━━ Supplied entries

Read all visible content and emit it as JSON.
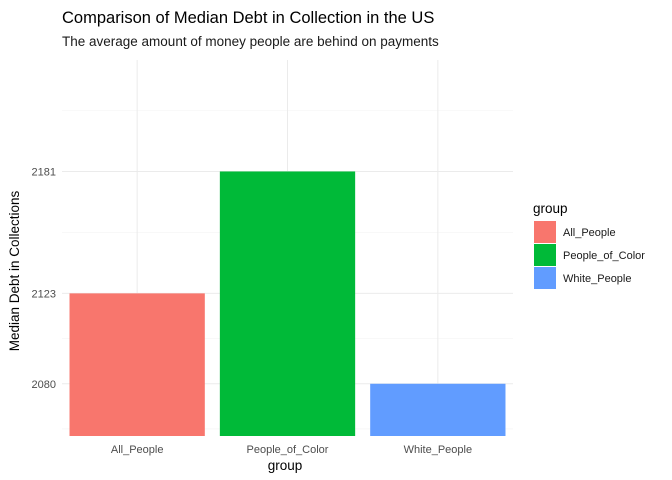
{
  "chart_data": {
    "type": "bar",
    "title": "Comparison of Median Debt in Collection in the US",
    "subtitle": "The average amount of money people are behind on payments",
    "xlabel": "group",
    "ylabel": "Median Debt in Collections",
    "categories": [
      "All_People",
      "People_of_Color",
      "White_People"
    ],
    "values": [
      2123,
      2181,
      2080
    ],
    "colors": [
      "#F8766D",
      "#00BA38",
      "#619CFF"
    ],
    "yticks": [
      "2181",
      "2123",
      "2080"
    ],
    "grid": true,
    "legend": {
      "title": "group",
      "position": "right",
      "entries": [
        "All_People",
        "People_of_Color",
        "White_People"
      ]
    }
  }
}
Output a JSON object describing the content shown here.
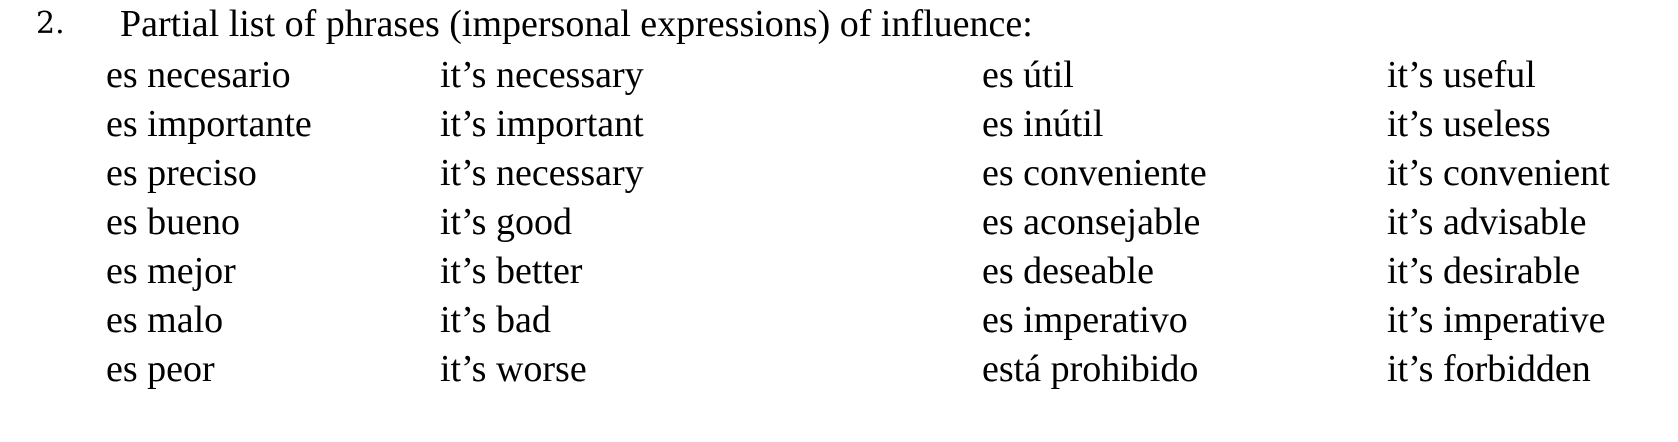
{
  "heading": {
    "number": "2.",
    "title": "Partial list of phrases (impersonal expressions) of influence:"
  },
  "rows": [
    {
      "es1": "es necesario",
      "en1": "it’s necessary",
      "es2": "es útil",
      "en2": "it’s useful"
    },
    {
      "es1": "es importante",
      "en1": "it’s important",
      "es2": "es inútil",
      "en2": "it’s useless"
    },
    {
      "es1": "es preciso",
      "en1": "it’s necessary",
      "es2": "es conveniente",
      "en2": "it’s convenient"
    },
    {
      "es1": "es bueno",
      "en1": "it’s good",
      "es2": "es aconsejable",
      "en2": "it’s advisable"
    },
    {
      "es1": "es mejor",
      "en1": "it’s better",
      "es2": "es deseable",
      "en2": "it’s desirable"
    },
    {
      "es1": "es malo",
      "en1": "it’s bad",
      "es2": "es imperativo",
      "en2": "it’s imperative"
    },
    {
      "es1": "es peor",
      "en1": "it’s worse",
      "es2": "está prohibido",
      "en2": "it’s forbidden"
    }
  ]
}
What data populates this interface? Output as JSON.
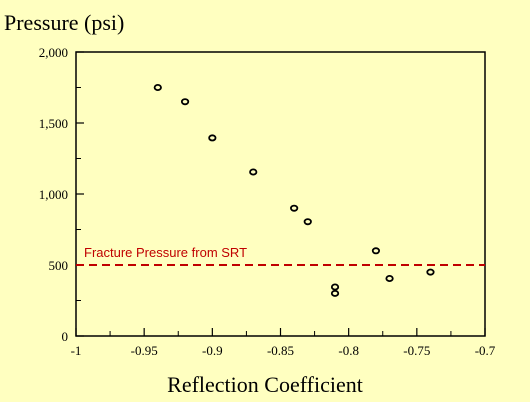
{
  "chart_data": {
    "type": "scatter",
    "title": "",
    "ylabel": "Pressure (psi)",
    "xlabel": "Reflection Coefficient",
    "xlim": [
      -1,
      -0.7
    ],
    "ylim": [
      0,
      2000
    ],
    "x_ticks": [
      -1,
      -0.95,
      -0.9,
      -0.85,
      -0.8,
      -0.75,
      -0.7
    ],
    "x_tick_labels": [
      "-1",
      "-0.95",
      "-0.9",
      "-0.85",
      "-0.8",
      "-0.75",
      "-0.7"
    ],
    "y_ticks": [
      0,
      500,
      1000,
      1500,
      2000
    ],
    "y_tick_labels": [
      "0",
      "500",
      "1,000",
      "1,500",
      "2,000"
    ],
    "grid": false,
    "series": [
      {
        "points": [
          {
            "x": -0.94,
            "y": 1750
          },
          {
            "x": -0.92,
            "y": 1650
          },
          {
            "x": -0.9,
            "y": 1395
          },
          {
            "x": -0.87,
            "y": 1155
          },
          {
            "x": -0.84,
            "y": 900
          },
          {
            "x": -0.83,
            "y": 805
          },
          {
            "x": -0.81,
            "y": 345
          },
          {
            "x": -0.81,
            "y": 300
          },
          {
            "x": -0.78,
            "y": 600
          },
          {
            "x": -0.77,
            "y": 405
          },
          {
            "x": -0.74,
            "y": 450
          }
        ]
      }
    ],
    "reference_line": {
      "label": "Fracture Pressure from SRT",
      "y": 500,
      "color": "#c00000",
      "style": "dashed"
    },
    "marker_color": "#000000"
  }
}
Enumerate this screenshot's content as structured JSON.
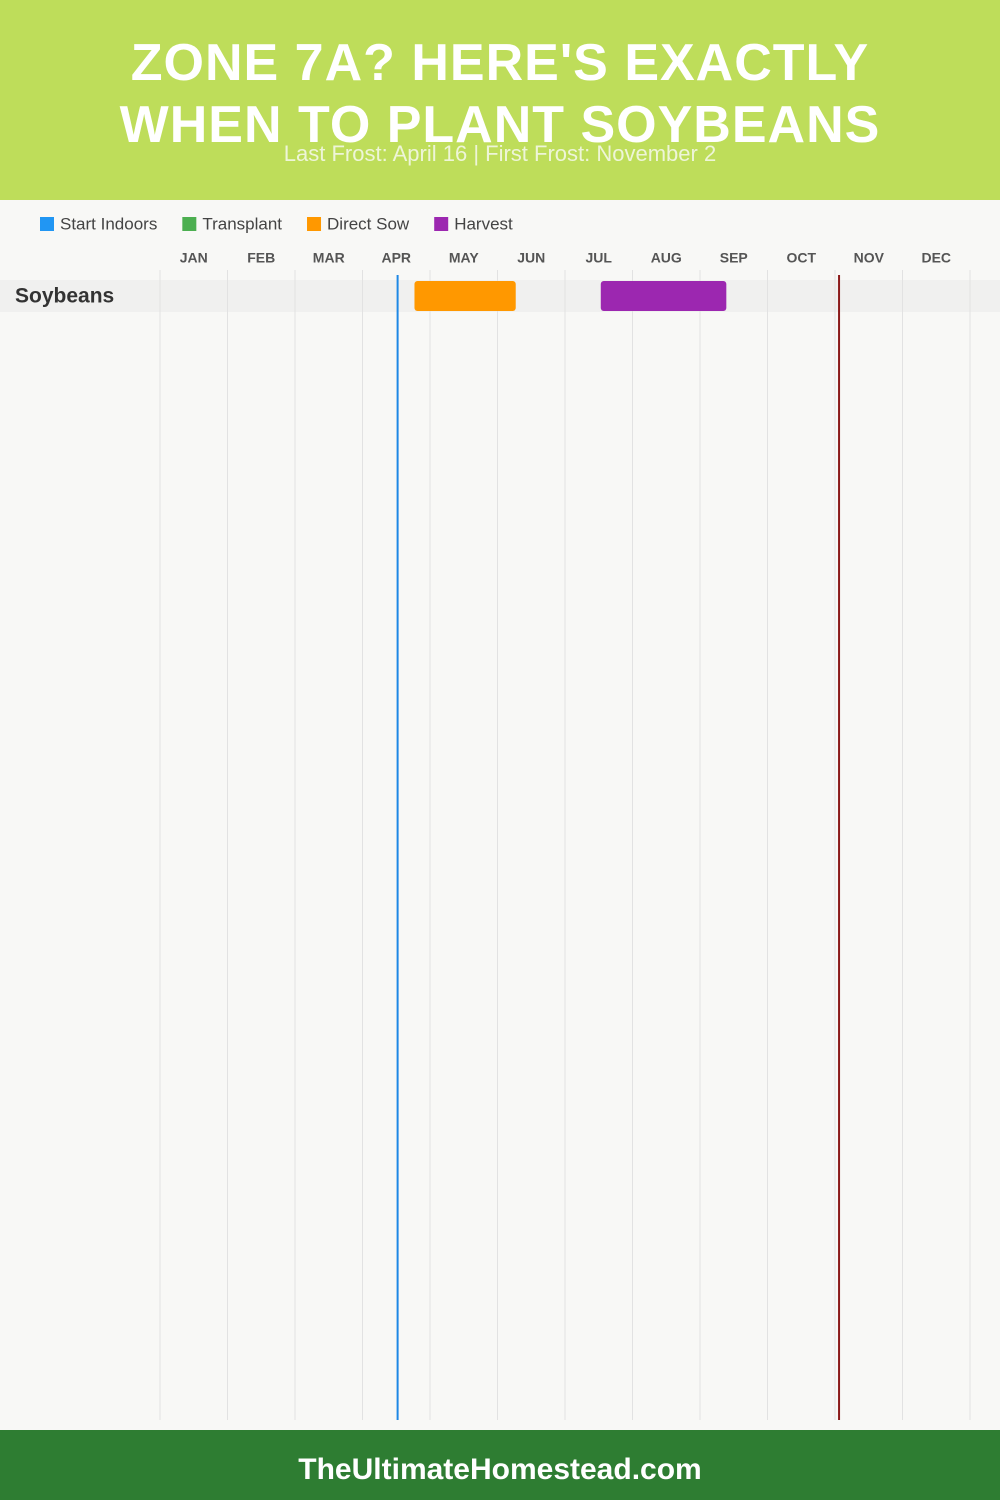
{
  "chart_data": {
    "type": "gantt",
    "title": "ZONE 7A? HERE'S EXACTLY WHEN TO PLANT SOYBEANS",
    "subtitle": "Last Frost: April 16 | First Frost: November 2",
    "months": [
      "JAN",
      "FEB",
      "MAR",
      "APR",
      "MAY",
      "JUN",
      "JUL",
      "AUG",
      "SEP",
      "OCT",
      "NOV",
      "DEC"
    ],
    "xlim": [
      0,
      12
    ],
    "xticks": [
      0,
      1,
      2,
      3,
      4,
      5,
      6,
      7,
      8,
      9,
      10,
      11,
      12
    ],
    "grid": true,
    "categories": [
      "Soybeans"
    ],
    "series": [
      {
        "name": "Start Indoors",
        "color": "#2196f3",
        "values": [
          null
        ]
      },
      {
        "name": "Transplant",
        "color": "#4caf50",
        "values": [
          null
        ]
      },
      {
        "name": "Direct Sow",
        "color": "#ff9800",
        "values": [
          [
            3.77,
            5.27
          ]
        ]
      },
      {
        "name": "Harvest",
        "color": "#9c27b0",
        "values": [
          [
            6.53,
            8.39
          ]
        ]
      }
    ],
    "frost_lines": [
      {
        "value": 3.52,
        "color": "#1e88e5"
      },
      {
        "value": 10.06,
        "color": "#8b1a1a"
      }
    ]
  },
  "footer": "TheUltimateHomestead.com"
}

━━━━

• Short problem
Copy each line of the data above that holds "Pressure".

• Exercise answer
    "ylabel": "Pressure (psi)",
      "label": "Fracture Pressure from SRT",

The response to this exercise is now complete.